((
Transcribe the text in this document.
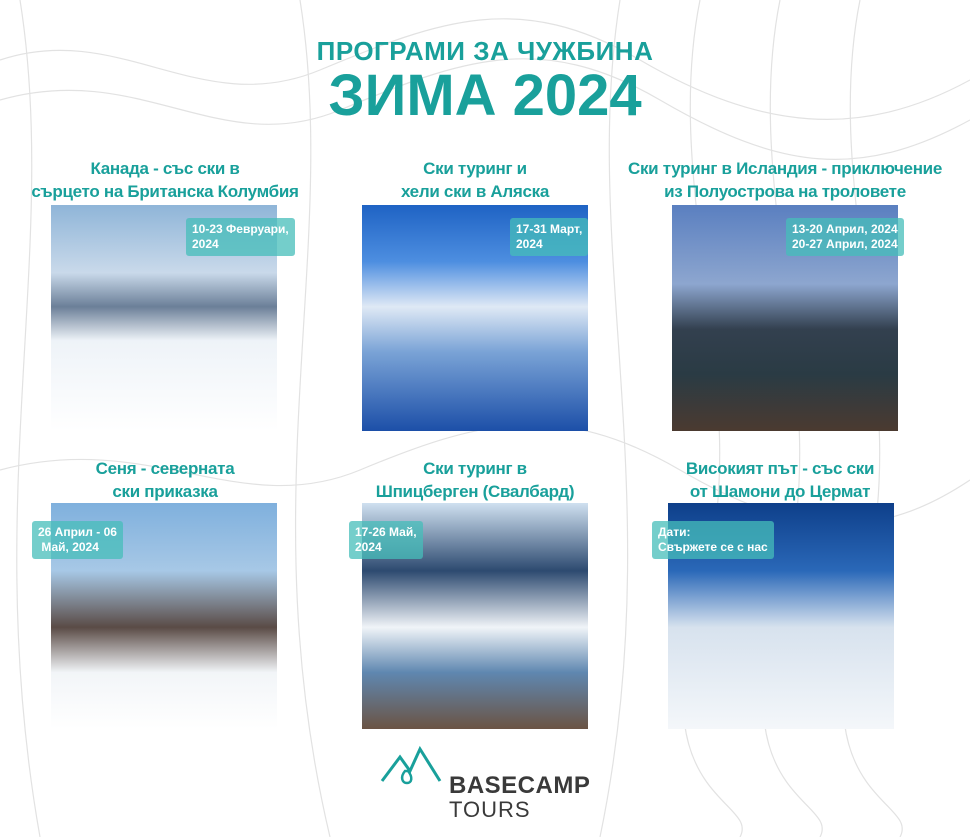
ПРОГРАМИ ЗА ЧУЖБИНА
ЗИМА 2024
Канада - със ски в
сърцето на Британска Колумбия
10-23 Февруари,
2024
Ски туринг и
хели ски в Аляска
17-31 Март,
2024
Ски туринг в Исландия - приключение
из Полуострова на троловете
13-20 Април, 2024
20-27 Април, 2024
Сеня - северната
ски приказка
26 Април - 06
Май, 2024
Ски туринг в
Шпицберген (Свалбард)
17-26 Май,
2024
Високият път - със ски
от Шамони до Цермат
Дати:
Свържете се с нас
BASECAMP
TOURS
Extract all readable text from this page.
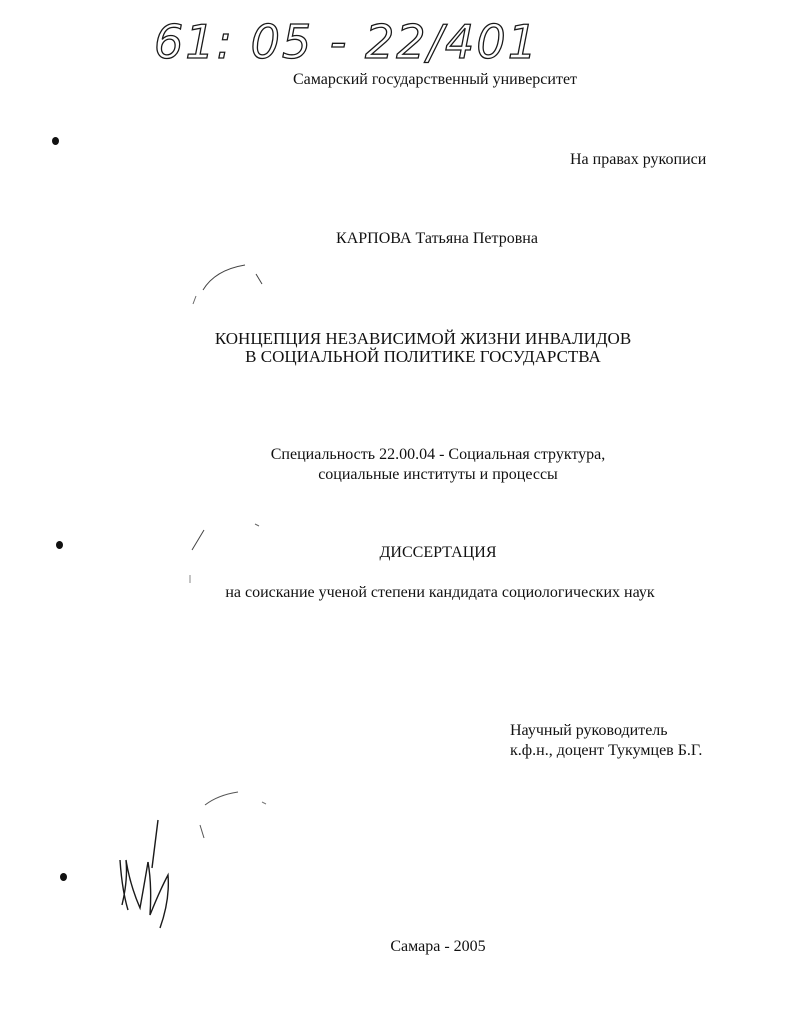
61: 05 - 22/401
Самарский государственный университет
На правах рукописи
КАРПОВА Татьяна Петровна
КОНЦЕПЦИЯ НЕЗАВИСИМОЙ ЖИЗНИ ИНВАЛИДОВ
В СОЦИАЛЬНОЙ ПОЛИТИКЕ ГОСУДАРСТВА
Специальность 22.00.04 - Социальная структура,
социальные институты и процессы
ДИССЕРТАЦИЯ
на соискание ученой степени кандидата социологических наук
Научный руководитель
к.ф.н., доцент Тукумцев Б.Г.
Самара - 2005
))
> [STATED GOAL]: Reproduce the listing above exactly, excluding all pictures.

> [OUTPUT FOR THIS TASK]:
Transcribe the text in this document.
ПРОГРАМИ ЗА ЧУЖБИНА
ЗИМА 2024
Канада - със ски в
сърцето на Британска Колумбия
10-23 Февруари,
2024
Ски туринг и
хели ски в Аляска
17-31 Март,
2024
Ски туринг в Исландия - приключение
из Полуострова на троловете
13-20 Април, 2024
20-27 Април, 2024
Сеня - северната
ски приказка
26 Април - 06
Май, 2024
Ски туринг в
Шпицберген (Свалбард)
17-26 Май,
2024
Високият път - със ски
от Шамони до Цермат
Дати:
Свържете се с нас
BASECAMP
TOURS
Extract all readable text from this page.
61: 05 - 22/401
Самарский государственный университет
На правах рукописи
КАРПОВА Татьяна Петровна
КОНЦЕПЦИЯ НЕЗАВИСИМОЙ ЖИЗНИ ИНВАЛИДОВ
В СОЦИАЛЬНОЙ ПОЛИТИКЕ ГОСУДАРСТВА
Специальность 22.00.04 - Социальная структура,
социальные институты и процессы
ДИССЕРТАЦИЯ
на соискание ученой степени кандидата социологических наук
Научный руководитель
к.ф.н., доцент Тукумцев Б.Г.
Самара - 2005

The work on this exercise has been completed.